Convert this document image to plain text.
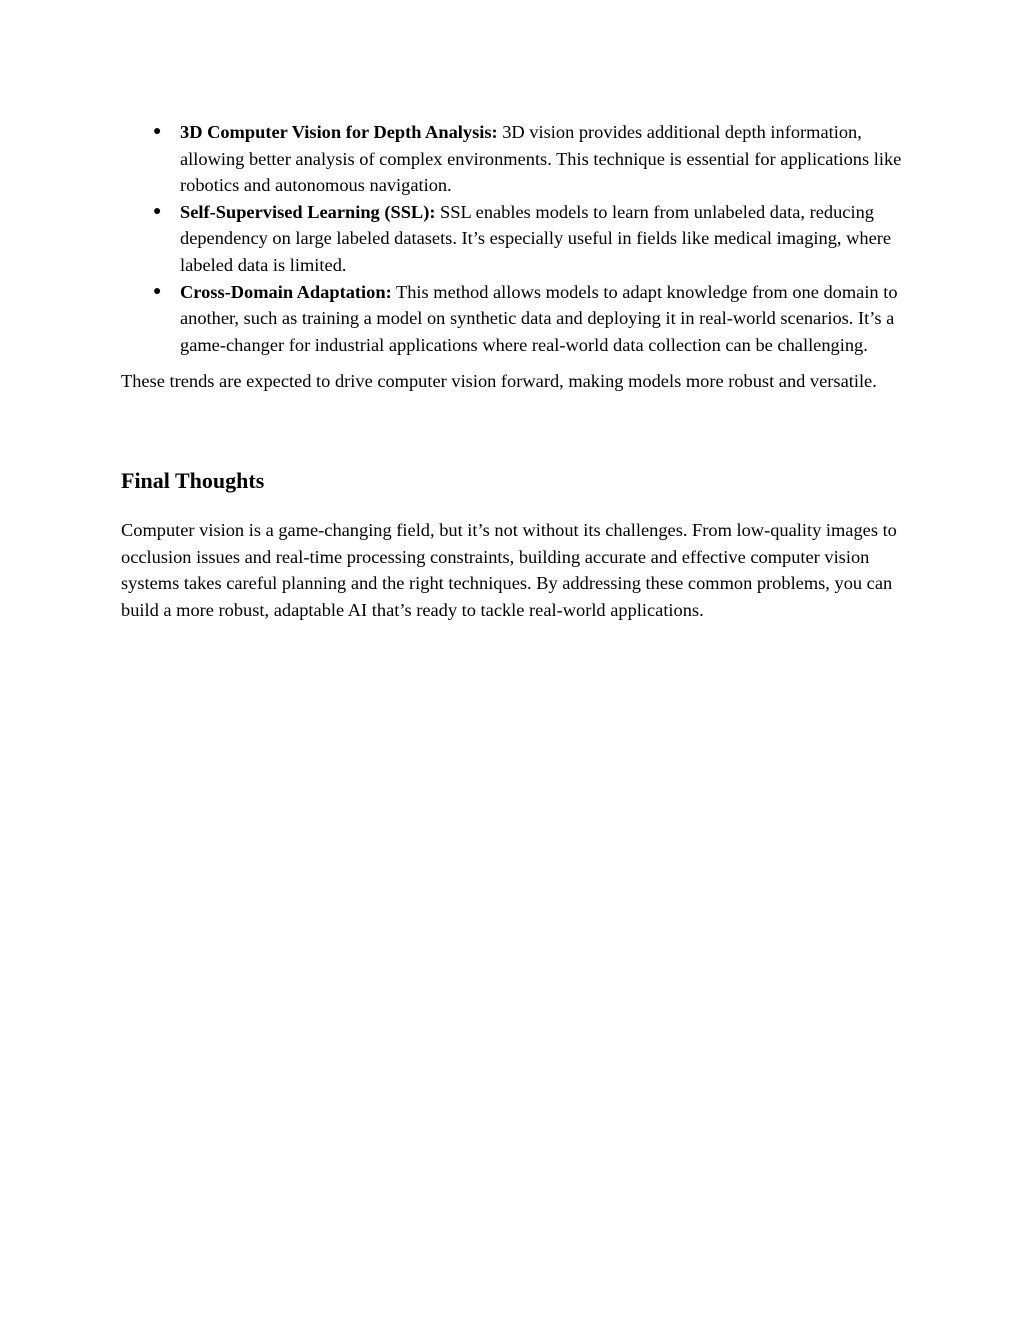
● 3D Computer Vision for Depth Analysis: 3D vision provides additional depth information, allowing better analysis of complex environments. This technique is essential for applications like robotics and autonomous navigation.
● Self-Supervised Learning (SSL): SSL enables models to learn from unlabeled data, reducing dependency on large labeled datasets. It’s especially useful in fields like medical imaging, where labeled data is limited.
● Cross-Domain Adaptation: This method allows models to adapt knowledge from one domain to another, such as training a model on synthetic data and deploying it in real-world scenarios. It’s a game-changer for industrial applications where real-world data collection can be challenging.

These trends are expected to drive computer vision forward, making models more robust and versatile.

Final Thoughts

Computer vision is a game-changing field, but it’s not without its challenges. From low-quality images to occlusion issues and real-time processing constraints, building accurate and effective computer vision systems takes careful planning and the right techniques. By addressing these common problems, you can build a more robust, adaptable AI that’s ready to tackle real-world applications.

### EXERCISE
The entries above should be reproduced exactly, without their pictures.

### WRITTEN ANSWER
Convert this document image to plain text.
● 3D Computer Vision for Depth Analysis: 3D vision provides additional depth information, allowing better analysis of complex environments. This technique is essential for applications like robotics and autonomous navigation.
● Self-Supervised Learning (SSL): SSL enables models to learn from unlabeled data, reducing dependency on large labeled datasets. It’s especially useful in fields like medical imaging, where labeled data is limited.
● Cross-Domain Adaptation: This method allows models to adapt knowledge from one domain to another, such as training a model on synthetic data and deploying it in real-world scenarios. It’s a game-changer for industrial applications where real-world data collection can be challenging.

These trends are expected to drive computer vision forward, making models more robust and versatile.

Final Thoughts

Computer vision is a game-changing field, but it’s not without its challenges. From low-quality images to occlusion issues and real-time processing constraints, building accurate and effective computer vision systems takes careful planning and the right techniques. By addressing these common problems, you can build a more robust, adaptable AI that’s ready to tackle real-world applications.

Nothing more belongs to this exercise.